■ EXERCISE:
Copy all lines of the listing that include the string "ROPEMAKER".

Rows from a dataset
____

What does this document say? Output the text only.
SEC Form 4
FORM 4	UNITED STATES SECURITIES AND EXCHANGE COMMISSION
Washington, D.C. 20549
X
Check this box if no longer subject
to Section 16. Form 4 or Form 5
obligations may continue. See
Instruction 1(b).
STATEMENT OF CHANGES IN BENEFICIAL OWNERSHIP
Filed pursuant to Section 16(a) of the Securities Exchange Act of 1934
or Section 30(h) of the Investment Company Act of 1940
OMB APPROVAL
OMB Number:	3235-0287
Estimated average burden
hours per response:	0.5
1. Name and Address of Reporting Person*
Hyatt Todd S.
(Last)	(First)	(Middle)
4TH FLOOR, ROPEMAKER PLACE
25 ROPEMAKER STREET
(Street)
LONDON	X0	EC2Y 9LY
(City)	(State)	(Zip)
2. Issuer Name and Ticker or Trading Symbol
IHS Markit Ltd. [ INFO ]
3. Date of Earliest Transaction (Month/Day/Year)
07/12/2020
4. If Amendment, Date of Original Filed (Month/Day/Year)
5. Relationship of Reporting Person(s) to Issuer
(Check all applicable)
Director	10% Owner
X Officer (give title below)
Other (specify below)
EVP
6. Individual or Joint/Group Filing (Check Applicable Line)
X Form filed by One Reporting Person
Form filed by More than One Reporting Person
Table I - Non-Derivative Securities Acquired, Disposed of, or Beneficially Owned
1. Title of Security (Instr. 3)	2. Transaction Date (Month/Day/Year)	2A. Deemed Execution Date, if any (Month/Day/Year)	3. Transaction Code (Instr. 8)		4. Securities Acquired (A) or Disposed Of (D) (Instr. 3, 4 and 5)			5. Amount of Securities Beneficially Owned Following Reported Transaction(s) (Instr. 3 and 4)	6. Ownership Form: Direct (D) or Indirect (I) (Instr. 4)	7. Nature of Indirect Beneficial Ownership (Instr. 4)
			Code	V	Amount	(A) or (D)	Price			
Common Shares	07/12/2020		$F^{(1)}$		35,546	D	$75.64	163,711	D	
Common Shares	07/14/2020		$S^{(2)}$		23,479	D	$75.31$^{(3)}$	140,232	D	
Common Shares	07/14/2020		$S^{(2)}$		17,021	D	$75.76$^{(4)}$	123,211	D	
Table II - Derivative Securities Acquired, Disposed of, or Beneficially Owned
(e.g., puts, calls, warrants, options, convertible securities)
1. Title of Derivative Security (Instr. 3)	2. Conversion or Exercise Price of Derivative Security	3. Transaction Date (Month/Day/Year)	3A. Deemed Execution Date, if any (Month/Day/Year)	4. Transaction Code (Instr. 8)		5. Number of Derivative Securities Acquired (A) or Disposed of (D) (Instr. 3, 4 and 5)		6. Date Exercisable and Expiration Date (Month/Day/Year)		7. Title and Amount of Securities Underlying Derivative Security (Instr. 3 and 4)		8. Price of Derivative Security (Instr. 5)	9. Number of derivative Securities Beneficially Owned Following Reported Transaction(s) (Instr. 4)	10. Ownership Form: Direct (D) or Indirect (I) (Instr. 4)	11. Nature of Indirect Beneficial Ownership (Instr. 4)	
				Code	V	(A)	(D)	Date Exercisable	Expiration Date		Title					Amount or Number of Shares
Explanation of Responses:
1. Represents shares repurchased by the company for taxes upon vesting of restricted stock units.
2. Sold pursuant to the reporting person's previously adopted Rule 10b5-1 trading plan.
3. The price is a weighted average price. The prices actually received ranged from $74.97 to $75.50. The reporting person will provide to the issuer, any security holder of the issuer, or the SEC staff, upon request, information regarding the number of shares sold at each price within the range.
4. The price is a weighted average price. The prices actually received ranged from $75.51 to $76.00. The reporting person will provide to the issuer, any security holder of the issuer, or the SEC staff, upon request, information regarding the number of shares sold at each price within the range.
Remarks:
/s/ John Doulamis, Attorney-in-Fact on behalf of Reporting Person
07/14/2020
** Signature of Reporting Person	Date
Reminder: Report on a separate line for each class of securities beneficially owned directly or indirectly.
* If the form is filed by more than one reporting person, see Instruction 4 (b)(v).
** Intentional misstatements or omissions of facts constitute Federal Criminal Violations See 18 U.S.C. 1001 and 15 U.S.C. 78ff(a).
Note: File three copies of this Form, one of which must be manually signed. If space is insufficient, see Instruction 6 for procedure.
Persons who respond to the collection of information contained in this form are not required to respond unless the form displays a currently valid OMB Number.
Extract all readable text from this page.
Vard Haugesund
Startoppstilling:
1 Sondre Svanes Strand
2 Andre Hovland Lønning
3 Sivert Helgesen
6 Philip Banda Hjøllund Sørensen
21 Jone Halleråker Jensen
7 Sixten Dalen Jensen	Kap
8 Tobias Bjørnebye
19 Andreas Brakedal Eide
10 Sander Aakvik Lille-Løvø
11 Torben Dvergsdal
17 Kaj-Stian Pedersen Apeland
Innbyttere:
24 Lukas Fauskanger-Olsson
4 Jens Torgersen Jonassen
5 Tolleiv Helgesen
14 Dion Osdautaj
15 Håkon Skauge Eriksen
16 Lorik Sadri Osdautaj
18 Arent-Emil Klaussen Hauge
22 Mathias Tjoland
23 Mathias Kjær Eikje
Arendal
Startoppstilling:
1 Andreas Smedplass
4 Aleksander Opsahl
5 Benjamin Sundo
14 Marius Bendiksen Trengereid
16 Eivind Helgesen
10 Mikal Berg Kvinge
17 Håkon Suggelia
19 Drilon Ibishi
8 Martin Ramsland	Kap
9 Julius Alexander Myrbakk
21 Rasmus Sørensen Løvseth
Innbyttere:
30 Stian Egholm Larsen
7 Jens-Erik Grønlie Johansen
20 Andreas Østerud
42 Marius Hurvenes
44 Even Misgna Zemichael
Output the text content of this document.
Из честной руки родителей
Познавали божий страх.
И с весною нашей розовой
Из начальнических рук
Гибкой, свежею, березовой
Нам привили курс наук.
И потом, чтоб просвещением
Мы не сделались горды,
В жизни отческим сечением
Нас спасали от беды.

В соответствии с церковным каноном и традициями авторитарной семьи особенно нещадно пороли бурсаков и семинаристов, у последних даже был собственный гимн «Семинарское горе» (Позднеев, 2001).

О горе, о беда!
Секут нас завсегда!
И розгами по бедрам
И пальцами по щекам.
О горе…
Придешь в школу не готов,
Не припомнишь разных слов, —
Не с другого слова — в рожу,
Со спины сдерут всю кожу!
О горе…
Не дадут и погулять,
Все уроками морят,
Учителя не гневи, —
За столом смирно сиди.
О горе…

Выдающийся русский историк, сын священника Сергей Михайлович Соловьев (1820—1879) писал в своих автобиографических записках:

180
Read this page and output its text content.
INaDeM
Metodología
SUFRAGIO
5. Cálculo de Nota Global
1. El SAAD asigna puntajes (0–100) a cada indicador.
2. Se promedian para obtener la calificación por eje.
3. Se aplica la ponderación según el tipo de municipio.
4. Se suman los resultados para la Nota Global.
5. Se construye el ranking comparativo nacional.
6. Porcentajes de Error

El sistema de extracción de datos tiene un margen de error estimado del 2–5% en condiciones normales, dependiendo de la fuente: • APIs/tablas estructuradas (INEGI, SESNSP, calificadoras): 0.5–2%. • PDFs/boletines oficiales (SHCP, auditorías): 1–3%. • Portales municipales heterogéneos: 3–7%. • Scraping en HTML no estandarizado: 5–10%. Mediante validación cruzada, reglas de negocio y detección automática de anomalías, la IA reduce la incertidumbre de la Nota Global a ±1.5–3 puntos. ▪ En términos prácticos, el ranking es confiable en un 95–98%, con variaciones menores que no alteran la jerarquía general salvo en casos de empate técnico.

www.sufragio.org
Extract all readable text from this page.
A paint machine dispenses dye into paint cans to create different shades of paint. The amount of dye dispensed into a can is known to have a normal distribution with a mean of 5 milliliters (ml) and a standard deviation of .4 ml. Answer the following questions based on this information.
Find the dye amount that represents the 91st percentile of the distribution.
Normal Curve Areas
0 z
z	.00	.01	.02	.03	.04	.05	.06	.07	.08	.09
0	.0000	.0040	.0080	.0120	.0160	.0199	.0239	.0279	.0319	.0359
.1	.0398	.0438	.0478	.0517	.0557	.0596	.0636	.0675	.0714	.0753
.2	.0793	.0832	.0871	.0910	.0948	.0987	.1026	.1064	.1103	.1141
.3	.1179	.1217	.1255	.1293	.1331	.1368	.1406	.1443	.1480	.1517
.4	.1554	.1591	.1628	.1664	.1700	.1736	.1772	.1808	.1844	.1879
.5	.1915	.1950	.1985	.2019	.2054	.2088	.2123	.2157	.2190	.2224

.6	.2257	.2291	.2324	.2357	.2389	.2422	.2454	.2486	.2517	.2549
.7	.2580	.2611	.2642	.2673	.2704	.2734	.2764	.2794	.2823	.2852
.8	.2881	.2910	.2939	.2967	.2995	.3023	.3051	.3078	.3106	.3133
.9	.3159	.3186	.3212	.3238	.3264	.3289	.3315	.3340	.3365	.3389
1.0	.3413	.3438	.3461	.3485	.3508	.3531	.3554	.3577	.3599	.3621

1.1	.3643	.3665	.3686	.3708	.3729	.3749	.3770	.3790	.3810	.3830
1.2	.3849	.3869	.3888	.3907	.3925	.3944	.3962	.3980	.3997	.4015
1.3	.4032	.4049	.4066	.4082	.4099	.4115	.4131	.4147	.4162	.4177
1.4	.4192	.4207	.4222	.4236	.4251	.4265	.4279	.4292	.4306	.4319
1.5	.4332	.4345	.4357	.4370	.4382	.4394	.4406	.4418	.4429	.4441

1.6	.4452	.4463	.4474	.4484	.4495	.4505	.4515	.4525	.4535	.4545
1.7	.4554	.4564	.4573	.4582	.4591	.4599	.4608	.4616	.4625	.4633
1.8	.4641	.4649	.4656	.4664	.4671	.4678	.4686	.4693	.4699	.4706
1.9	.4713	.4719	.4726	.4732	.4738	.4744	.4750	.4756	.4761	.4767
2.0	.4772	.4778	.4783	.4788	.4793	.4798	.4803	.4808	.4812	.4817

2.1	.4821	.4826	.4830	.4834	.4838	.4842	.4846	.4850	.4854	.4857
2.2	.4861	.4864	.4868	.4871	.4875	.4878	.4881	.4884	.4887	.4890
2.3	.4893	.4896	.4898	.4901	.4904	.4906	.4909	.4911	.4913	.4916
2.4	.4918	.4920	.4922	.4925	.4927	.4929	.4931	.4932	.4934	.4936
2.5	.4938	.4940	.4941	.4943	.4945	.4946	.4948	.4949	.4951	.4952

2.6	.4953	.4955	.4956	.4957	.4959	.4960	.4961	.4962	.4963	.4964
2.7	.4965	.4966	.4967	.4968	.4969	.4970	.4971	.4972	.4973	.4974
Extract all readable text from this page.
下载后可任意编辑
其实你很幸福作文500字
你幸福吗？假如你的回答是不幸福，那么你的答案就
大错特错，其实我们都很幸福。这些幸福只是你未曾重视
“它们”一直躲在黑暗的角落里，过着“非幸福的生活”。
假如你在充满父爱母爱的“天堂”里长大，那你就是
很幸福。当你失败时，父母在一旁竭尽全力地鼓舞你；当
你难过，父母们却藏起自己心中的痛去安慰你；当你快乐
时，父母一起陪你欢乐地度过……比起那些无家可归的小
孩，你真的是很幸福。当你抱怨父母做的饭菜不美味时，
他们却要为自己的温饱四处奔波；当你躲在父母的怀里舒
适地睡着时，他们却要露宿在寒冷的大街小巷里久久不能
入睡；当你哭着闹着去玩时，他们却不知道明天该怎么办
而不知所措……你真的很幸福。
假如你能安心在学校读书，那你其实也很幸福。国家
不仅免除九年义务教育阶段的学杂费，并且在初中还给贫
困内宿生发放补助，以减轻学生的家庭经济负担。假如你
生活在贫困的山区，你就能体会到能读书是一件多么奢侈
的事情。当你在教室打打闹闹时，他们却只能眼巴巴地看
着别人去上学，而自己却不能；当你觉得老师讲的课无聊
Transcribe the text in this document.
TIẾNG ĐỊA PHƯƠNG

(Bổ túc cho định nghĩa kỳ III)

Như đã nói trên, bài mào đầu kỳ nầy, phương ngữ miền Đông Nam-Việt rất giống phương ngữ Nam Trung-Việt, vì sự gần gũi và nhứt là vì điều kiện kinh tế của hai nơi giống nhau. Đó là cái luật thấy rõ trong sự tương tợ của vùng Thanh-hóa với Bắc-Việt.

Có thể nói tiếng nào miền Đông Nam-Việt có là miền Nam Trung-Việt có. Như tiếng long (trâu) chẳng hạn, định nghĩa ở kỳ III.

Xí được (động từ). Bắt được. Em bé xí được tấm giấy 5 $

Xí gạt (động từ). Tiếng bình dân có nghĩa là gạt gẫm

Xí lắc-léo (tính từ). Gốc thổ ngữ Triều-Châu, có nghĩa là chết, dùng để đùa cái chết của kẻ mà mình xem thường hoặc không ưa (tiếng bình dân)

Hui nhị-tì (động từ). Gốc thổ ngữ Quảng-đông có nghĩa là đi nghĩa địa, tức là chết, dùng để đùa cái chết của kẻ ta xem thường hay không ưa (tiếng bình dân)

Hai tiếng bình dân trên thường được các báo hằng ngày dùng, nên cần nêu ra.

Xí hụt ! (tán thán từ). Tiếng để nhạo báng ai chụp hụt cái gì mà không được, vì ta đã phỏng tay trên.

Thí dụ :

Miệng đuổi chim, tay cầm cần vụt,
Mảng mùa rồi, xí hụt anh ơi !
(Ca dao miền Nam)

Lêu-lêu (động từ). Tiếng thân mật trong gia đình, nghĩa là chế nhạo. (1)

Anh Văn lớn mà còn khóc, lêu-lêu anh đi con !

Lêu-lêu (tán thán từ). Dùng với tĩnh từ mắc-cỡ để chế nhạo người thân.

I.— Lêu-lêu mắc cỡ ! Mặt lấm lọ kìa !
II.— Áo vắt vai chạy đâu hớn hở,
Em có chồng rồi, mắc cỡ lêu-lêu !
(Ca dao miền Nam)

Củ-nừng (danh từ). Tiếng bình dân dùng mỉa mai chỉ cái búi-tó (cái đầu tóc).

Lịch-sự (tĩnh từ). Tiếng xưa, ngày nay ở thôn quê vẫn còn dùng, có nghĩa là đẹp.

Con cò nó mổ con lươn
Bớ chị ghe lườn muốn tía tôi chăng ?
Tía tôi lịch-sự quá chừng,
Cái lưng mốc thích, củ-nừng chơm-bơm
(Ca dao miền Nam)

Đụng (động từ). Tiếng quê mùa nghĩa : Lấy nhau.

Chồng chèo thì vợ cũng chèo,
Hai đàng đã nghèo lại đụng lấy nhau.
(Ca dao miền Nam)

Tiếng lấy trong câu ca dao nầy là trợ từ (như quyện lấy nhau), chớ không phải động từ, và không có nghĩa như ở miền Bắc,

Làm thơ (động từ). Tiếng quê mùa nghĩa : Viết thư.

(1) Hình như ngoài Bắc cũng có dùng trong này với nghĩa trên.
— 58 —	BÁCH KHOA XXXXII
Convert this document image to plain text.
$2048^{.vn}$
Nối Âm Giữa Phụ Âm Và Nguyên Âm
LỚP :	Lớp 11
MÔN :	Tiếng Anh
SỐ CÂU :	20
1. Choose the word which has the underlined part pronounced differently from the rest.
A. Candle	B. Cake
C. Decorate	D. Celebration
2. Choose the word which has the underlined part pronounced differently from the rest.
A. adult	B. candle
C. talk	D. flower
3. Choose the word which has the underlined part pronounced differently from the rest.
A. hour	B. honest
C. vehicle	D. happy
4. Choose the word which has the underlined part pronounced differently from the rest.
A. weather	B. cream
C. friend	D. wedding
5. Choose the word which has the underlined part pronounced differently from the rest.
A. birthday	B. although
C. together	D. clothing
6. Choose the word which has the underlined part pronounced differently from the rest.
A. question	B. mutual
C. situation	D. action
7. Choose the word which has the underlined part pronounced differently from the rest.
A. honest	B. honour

____

■ RESPONSE BELOW:
4TH FLOOR, ROPEMAKER PLACE
25 ROPEMAKER STREET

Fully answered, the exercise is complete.